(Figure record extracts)
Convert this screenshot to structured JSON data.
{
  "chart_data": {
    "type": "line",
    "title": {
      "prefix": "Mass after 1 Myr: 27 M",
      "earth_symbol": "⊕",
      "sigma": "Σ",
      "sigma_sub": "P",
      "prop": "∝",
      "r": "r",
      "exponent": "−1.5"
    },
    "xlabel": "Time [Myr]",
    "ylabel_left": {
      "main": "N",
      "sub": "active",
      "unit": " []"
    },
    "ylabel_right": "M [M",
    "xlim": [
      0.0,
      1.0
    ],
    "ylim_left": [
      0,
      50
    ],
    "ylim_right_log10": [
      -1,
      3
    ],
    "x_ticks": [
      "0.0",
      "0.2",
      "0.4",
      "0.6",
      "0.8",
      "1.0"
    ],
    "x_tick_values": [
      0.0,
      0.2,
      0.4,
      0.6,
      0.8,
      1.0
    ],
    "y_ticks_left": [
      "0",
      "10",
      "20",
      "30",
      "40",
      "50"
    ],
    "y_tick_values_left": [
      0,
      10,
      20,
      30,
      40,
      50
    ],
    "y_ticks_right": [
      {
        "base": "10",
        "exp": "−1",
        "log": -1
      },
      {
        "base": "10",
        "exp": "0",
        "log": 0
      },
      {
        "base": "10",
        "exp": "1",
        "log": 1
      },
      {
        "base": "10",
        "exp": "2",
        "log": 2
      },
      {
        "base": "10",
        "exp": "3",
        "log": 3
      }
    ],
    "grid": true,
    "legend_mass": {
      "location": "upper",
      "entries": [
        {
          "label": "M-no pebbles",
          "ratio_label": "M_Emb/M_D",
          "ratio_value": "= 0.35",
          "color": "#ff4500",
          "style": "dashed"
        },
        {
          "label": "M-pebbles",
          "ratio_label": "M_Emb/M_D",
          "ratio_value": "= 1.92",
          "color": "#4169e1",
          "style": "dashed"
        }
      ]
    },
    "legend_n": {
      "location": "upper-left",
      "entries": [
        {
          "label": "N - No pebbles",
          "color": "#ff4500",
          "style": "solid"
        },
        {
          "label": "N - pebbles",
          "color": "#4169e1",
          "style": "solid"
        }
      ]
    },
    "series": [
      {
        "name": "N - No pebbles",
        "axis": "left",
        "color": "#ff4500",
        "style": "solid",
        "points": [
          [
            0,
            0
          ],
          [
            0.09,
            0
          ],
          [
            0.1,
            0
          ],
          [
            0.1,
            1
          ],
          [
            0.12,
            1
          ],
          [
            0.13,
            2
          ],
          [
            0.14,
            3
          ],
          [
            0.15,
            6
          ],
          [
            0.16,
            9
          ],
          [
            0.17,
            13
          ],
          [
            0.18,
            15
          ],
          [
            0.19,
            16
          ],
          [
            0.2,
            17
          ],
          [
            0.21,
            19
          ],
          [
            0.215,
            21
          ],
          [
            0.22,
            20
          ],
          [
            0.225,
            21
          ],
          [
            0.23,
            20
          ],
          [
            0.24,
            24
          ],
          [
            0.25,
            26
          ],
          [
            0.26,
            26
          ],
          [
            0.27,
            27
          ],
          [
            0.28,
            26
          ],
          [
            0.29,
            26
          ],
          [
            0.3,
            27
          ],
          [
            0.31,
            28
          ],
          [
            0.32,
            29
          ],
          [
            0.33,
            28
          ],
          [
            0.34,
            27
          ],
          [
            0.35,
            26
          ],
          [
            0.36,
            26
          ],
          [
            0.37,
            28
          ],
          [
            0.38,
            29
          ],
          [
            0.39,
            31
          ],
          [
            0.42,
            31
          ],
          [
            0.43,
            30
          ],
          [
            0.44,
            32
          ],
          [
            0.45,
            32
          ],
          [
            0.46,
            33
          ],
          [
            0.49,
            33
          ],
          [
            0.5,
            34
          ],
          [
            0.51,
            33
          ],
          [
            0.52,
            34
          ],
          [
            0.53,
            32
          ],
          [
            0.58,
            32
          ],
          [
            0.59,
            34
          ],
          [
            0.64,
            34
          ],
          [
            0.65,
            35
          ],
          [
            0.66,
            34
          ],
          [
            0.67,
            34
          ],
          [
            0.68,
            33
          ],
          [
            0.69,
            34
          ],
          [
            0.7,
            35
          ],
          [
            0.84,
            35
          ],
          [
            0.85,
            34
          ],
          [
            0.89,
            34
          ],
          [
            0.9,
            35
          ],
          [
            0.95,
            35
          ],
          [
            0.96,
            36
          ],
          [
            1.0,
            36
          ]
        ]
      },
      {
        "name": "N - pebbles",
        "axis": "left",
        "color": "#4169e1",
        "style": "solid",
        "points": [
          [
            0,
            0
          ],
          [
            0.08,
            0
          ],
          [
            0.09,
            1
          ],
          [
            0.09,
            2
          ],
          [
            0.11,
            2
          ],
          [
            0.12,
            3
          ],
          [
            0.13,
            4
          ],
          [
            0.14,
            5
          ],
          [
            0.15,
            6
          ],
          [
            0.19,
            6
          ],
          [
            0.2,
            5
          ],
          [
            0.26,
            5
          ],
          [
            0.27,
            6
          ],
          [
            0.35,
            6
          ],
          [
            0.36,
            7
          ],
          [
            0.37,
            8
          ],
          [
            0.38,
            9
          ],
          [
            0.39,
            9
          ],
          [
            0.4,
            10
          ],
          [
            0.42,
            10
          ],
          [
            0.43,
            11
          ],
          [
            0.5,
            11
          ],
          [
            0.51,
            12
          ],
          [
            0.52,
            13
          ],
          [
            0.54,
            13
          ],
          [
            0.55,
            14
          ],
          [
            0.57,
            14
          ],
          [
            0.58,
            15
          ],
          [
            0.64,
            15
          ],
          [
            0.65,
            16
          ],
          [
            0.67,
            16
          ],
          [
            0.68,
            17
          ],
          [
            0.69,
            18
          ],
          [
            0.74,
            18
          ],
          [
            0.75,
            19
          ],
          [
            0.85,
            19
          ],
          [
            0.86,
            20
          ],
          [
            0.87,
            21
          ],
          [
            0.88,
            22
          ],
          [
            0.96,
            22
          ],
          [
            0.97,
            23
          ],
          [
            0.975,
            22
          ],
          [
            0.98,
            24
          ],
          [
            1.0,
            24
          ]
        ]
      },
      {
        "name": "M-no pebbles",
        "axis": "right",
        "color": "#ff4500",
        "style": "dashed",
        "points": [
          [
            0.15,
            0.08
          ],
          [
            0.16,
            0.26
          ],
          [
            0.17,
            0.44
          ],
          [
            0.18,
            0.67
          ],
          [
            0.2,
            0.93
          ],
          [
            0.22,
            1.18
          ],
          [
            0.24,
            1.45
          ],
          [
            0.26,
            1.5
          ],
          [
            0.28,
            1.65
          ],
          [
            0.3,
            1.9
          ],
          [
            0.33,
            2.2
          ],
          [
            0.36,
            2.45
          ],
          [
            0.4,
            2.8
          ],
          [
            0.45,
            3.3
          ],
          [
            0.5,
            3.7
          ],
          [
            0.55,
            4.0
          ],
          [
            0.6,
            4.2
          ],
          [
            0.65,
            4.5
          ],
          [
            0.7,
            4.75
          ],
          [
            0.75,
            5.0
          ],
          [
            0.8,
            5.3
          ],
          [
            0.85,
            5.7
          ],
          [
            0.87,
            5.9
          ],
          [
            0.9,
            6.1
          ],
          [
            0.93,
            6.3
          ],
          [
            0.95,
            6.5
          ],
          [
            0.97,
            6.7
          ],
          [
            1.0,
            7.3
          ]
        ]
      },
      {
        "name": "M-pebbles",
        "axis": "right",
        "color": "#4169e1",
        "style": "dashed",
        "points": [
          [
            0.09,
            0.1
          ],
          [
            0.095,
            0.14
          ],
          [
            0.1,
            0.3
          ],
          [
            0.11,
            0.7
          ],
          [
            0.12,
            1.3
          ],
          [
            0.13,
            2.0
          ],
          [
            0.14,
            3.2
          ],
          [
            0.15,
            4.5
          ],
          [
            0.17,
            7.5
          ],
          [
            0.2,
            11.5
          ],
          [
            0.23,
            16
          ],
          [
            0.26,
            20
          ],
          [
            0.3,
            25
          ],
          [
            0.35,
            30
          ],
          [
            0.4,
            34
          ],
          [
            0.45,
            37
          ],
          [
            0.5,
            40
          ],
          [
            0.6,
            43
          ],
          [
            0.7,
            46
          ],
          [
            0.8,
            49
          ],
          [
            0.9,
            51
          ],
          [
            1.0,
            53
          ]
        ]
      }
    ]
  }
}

OBJECTIVE
Among the records above, find each line holding the string "name" and pull it out.

REPLY
        "name": "N - No pebbles",
        "name": "N - pebbles",
        "name": "M-no pebbles",
        "name": "M-pebbles",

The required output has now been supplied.